**Exercise requirements**
Copy out every line that contains the word "look".

Data items

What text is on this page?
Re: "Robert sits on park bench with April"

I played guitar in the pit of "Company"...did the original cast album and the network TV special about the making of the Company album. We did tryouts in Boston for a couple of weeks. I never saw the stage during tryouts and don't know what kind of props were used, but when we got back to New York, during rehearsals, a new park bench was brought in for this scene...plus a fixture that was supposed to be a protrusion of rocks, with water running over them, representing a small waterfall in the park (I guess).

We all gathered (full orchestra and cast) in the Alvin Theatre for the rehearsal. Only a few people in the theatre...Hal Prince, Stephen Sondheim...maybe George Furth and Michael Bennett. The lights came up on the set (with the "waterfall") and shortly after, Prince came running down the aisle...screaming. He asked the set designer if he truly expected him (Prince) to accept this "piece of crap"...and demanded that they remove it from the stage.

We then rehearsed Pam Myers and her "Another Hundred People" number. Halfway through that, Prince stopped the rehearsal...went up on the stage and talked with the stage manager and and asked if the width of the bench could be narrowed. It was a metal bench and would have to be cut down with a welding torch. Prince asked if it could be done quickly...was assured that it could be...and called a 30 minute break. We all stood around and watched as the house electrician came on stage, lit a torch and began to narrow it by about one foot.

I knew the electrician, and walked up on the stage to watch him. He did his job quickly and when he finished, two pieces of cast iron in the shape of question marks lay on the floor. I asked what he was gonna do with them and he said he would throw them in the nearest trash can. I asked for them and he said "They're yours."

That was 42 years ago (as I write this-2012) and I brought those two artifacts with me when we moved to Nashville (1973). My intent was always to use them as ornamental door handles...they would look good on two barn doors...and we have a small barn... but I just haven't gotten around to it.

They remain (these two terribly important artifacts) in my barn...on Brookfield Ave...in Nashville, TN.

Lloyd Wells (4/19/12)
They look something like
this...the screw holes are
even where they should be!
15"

==

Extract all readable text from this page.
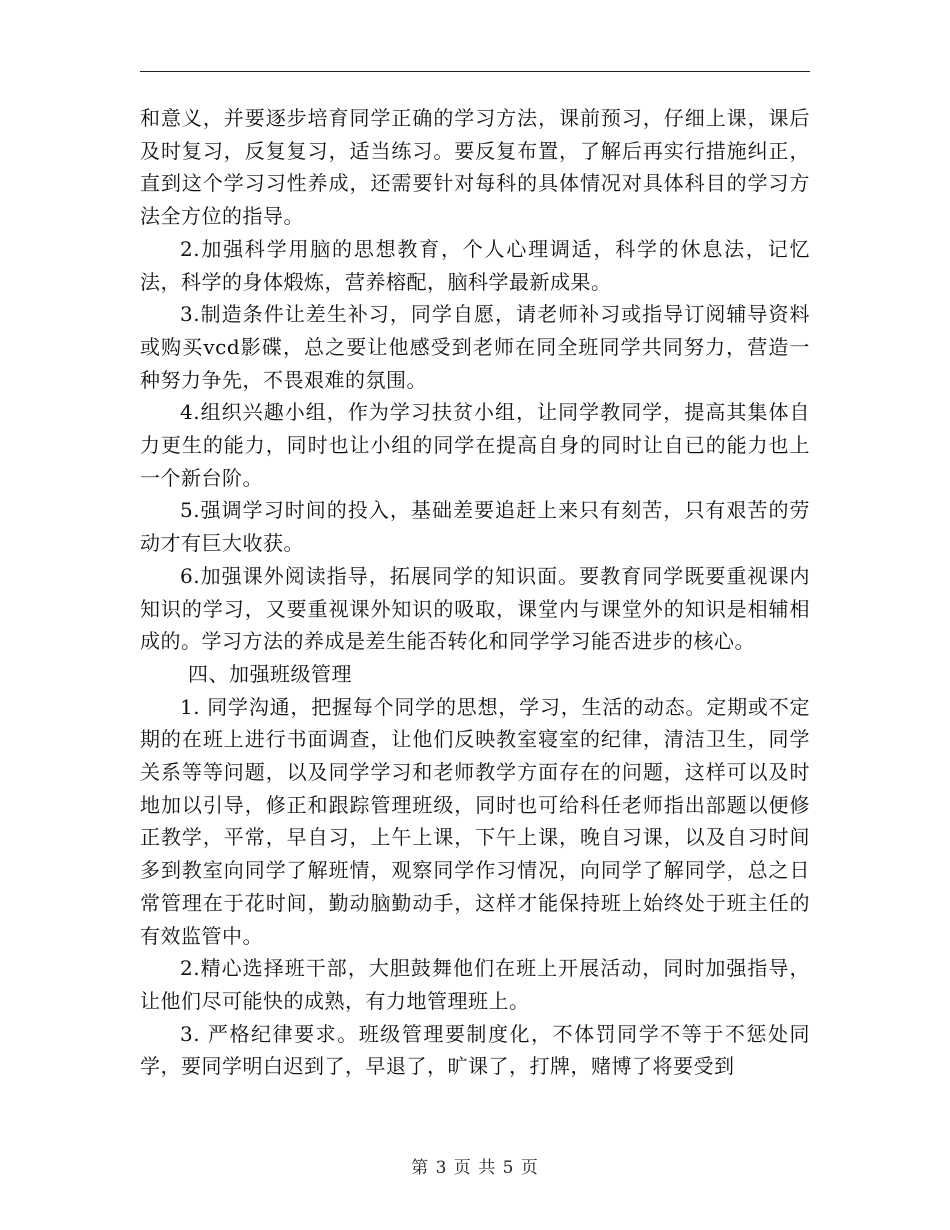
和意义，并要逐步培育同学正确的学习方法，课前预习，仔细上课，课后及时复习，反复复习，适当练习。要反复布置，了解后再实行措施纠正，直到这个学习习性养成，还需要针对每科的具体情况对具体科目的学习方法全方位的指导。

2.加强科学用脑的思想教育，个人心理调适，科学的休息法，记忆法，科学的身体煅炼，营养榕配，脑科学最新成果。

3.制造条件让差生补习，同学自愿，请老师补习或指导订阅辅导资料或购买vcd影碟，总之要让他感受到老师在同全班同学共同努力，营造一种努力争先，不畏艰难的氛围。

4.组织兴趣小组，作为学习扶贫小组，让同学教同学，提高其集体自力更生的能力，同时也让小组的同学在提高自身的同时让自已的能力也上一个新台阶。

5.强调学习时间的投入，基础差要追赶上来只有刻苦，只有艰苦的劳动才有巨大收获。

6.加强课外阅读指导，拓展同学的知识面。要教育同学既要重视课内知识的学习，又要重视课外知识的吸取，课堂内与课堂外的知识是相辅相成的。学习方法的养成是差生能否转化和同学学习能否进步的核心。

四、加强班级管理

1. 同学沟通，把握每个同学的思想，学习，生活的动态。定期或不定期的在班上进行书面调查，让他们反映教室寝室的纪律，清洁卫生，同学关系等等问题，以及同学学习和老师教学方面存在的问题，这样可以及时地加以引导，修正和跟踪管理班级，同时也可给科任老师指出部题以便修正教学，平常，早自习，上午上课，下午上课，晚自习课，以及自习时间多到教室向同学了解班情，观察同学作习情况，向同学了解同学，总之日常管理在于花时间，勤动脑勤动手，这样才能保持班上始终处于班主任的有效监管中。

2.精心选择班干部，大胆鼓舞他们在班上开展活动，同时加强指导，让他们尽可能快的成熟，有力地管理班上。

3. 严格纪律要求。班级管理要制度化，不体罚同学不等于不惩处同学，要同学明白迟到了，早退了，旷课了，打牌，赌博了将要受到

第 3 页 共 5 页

**Response to this task**
That was 42 years ago (as I write this-2012) and I brought those two artifacts with me when we moved to Nashville (1973). My intent was always to use them as ornamental door handles...they would look good on two barn doors...and we have a small barn... but I just haven't gotten around to it.
They look something like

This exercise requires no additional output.